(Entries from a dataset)
/---

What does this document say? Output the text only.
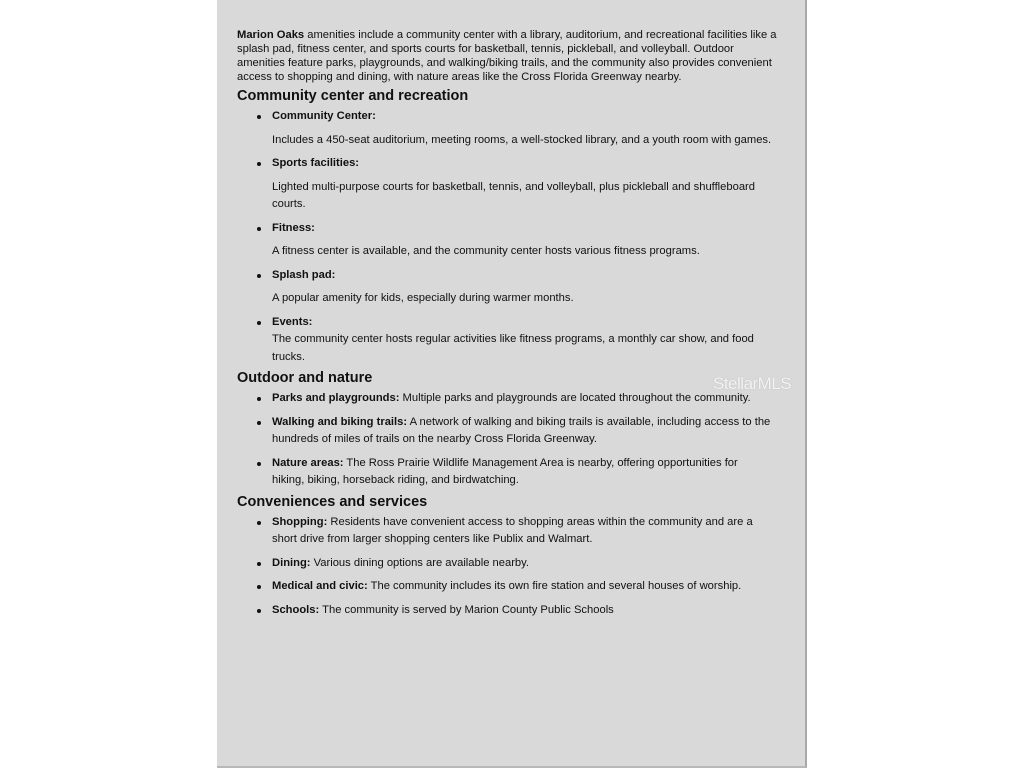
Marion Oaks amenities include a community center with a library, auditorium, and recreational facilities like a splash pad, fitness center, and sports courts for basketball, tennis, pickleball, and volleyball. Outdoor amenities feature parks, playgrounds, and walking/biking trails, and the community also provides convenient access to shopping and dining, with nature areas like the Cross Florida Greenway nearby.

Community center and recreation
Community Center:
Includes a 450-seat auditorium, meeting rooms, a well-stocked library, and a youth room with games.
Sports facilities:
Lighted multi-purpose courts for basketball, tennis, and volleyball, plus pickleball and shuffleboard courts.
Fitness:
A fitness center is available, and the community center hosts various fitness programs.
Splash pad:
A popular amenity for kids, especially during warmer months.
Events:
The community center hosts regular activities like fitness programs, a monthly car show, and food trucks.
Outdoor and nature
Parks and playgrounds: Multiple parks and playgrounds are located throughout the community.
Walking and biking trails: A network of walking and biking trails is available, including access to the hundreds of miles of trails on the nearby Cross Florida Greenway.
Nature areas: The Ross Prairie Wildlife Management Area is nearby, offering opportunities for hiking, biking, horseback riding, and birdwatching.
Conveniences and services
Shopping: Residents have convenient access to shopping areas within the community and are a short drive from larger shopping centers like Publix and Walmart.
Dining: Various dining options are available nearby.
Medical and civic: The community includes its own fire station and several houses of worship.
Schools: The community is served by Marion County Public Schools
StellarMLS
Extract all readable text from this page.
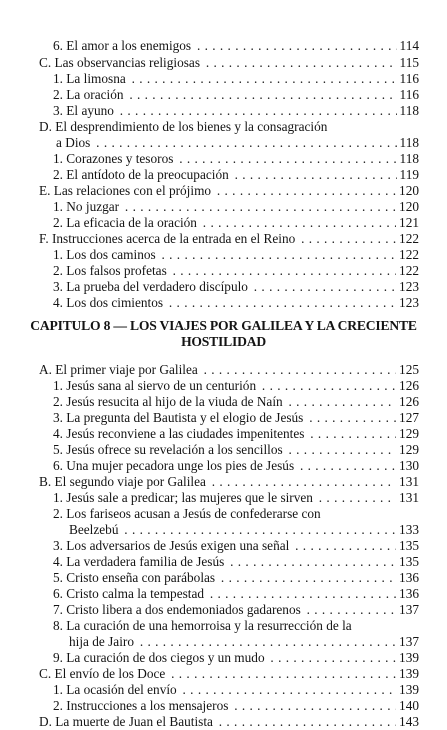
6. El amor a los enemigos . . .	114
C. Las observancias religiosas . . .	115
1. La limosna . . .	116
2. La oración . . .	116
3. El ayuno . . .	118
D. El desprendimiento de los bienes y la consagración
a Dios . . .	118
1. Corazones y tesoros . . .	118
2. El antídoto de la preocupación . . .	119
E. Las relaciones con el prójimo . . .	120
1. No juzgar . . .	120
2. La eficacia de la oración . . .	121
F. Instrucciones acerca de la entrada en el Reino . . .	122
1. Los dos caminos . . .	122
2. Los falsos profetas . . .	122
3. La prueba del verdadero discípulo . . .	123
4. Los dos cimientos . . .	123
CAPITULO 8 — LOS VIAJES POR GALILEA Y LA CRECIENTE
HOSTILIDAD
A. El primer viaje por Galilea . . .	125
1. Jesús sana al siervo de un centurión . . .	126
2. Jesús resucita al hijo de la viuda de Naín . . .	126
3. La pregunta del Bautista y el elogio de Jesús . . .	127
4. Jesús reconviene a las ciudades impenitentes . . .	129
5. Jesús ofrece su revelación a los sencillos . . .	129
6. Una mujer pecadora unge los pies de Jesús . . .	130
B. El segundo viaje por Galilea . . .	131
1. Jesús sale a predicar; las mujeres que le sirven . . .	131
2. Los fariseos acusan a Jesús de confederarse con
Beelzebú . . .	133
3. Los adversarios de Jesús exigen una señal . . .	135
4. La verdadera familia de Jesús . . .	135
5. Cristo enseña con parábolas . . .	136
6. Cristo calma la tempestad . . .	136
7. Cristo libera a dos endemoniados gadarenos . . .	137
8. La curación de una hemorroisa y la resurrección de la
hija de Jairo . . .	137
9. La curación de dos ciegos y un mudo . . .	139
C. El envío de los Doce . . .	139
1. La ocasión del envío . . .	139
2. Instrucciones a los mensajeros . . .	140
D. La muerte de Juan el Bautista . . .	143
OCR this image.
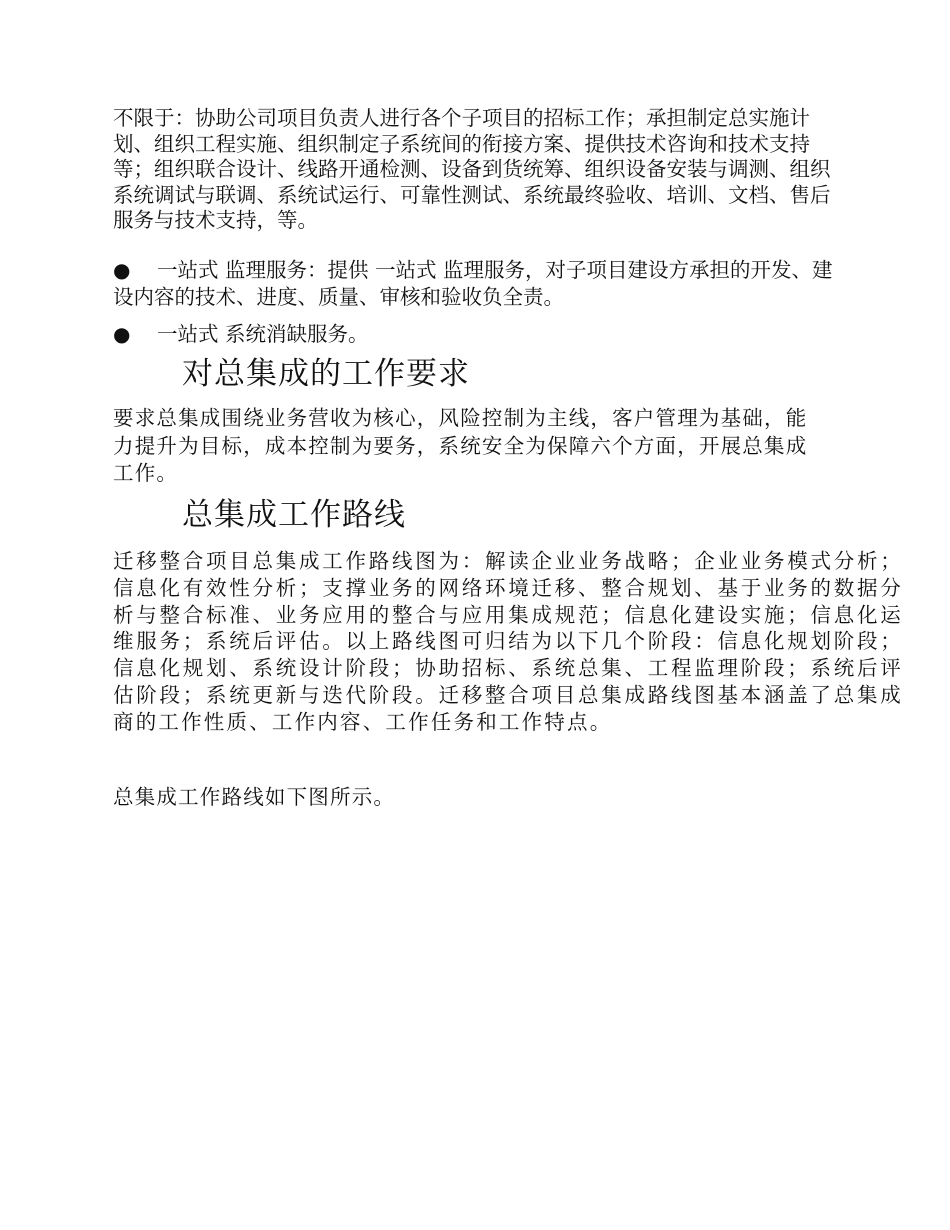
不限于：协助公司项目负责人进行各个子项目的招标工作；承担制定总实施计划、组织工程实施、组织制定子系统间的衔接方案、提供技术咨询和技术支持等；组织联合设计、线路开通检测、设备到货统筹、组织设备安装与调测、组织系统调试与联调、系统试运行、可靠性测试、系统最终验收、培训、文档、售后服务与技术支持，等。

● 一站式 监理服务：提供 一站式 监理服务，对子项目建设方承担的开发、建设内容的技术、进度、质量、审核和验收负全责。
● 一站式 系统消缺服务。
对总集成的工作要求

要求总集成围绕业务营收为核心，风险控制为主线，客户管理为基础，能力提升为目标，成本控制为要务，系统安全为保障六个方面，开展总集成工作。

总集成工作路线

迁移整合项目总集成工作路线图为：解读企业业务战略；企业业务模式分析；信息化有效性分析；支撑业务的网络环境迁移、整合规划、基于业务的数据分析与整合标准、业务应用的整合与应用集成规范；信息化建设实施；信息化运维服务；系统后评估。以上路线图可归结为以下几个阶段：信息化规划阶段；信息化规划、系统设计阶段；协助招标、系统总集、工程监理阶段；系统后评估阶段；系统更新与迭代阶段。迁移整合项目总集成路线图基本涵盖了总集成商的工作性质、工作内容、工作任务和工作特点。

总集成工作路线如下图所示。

\---

Stated task: Search the data for "oración" and list every line in which it occurs.

The completed task:
2. La oración . . .	116
2. La eficacia de la oración . . .	121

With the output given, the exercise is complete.